-- INSTRUCTIONS FOR THE TASK --
Output all the material that follows, exactly as given.

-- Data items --
—————
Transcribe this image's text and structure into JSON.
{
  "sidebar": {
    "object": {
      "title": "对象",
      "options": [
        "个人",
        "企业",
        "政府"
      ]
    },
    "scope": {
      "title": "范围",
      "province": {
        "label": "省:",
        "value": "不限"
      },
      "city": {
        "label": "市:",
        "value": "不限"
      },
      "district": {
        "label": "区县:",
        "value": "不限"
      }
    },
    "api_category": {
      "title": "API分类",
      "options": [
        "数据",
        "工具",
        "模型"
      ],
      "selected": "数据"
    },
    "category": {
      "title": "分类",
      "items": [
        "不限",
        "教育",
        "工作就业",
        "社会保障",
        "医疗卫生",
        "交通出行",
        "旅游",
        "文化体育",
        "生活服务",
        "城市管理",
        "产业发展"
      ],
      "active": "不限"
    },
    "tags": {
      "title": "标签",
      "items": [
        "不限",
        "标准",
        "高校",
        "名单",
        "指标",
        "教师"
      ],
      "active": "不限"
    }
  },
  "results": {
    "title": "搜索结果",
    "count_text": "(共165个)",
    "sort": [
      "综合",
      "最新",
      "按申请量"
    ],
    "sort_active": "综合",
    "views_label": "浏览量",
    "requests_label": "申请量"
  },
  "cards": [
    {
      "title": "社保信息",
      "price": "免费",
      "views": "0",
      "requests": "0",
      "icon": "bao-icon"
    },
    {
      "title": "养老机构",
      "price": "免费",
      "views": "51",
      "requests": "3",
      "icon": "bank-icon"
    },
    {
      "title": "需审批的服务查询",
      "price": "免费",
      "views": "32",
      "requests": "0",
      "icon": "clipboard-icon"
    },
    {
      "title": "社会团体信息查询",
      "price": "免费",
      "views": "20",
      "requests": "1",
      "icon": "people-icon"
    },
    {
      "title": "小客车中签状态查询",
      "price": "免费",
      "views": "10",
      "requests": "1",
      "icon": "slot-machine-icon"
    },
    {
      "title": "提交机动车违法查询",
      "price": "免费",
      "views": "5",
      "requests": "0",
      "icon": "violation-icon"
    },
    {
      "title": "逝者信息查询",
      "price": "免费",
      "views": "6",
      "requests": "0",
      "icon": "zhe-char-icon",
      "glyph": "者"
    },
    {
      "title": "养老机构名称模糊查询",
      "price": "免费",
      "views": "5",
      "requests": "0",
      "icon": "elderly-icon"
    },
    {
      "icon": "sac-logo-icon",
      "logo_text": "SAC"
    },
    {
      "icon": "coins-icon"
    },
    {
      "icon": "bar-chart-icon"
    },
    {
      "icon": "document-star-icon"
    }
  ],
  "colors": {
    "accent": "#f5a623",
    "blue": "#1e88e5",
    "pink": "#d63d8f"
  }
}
—————
-- OUTPUT FOR THIS TASK --
Transcribe this image's text and structure into JSON.
{
  "sidebar": {
    "object": {
      "title": "对象",
      "options": [
        "个人",
        "企业",
        "政府"
      ]
    },
    "scope": {
      "title": "范围",
      "province": {
        "label": "省:",
        "value": "不限"
      },
      "city": {
        "label": "市:",
        "value": "不限"
      },
      "district": {
        "label": "区县:",
        "value": "不限"
      }
    },
    "api_category": {
      "title": "API分类",
      "options": [
        "数据",
        "工具",
        "模型"
      ],
      "selected": "数据"
    },
    "category": {
      "title": "分类",
      "items": [
        "不限",
        "教育",
        "工作就业",
        "社会保障",
        "医疗卫生",
        "交通出行",
        "旅游",
        "文化体育",
        "生活服务",
        "城市管理",
        "产业发展"
      ],
      "active": "不限"
    },
    "tags": {
      "title": "标签",
      "items": [
        "不限",
        "标准",
        "高校",
        "名单",
        "指标",
        "教师"
      ],
      "active": "不限"
    }
  },
  "results": {
    "title": "搜索结果",
    "count_text": "(共165个)",
    "sort": [
      "综合",
      "最新",
      "按申请量"
    ],
    "sort_active": "综合",
    "views_label": "浏览量",
    "requests_label": "申请量"
  },
  "cards": [
    {
      "title": "社保信息",
      "price": "免费",
      "views": "0",
      "requests": "0",
      "icon": "bao-icon"
    },
    {
      "title": "养老机构",
      "price": "免费",
      "views": "51",
      "requests": "3",
      "icon": "bank-icon"
    },
    {
      "title": "需审批的服务查询",
      "price": "免费",
      "views": "32",
      "requests": "0",
      "icon": "clipboard-icon"
    },
    {
      "title": "社会团体信息查询",
      "price": "免费",
      "views": "20",
      "requests": "1",
      "icon": "people-icon"
    },
    {
      "title": "小客车中签状态查询",
      "price": "免费",
      "views": "10",
      "requests": "1",
      "icon": "slot-machine-icon"
    },
    {
      "title": "提交机动车违法查询",
      "price": "免费",
      "views": "5",
      "requests": "0",
      "icon": "violation-icon"
    },
    {
      "title": "逝者信息查询",
      "price": "免费",
      "views": "6",
      "requests": "0",
      "icon": "zhe-char-icon",
      "glyph": "者"
    },
    {
      "title": "养老机构名称模糊查询",
      "price": "免费",
      "views": "5",
      "requests": "0",
      "icon": "elderly-icon"
    },
    {
      "icon": "sac-logo-icon",
      "logo_text": "SAC"
    },
    {
      "icon": "coins-icon"
    },
    {
      "icon": "bar-chart-icon"
    },
    {
      "icon": "document-star-icon"
    }
  ],
  "colors": {
    "accent": "#f5a623",
    "blue": "#1e88e5",
    "pink": "#d63d8f"
  }
}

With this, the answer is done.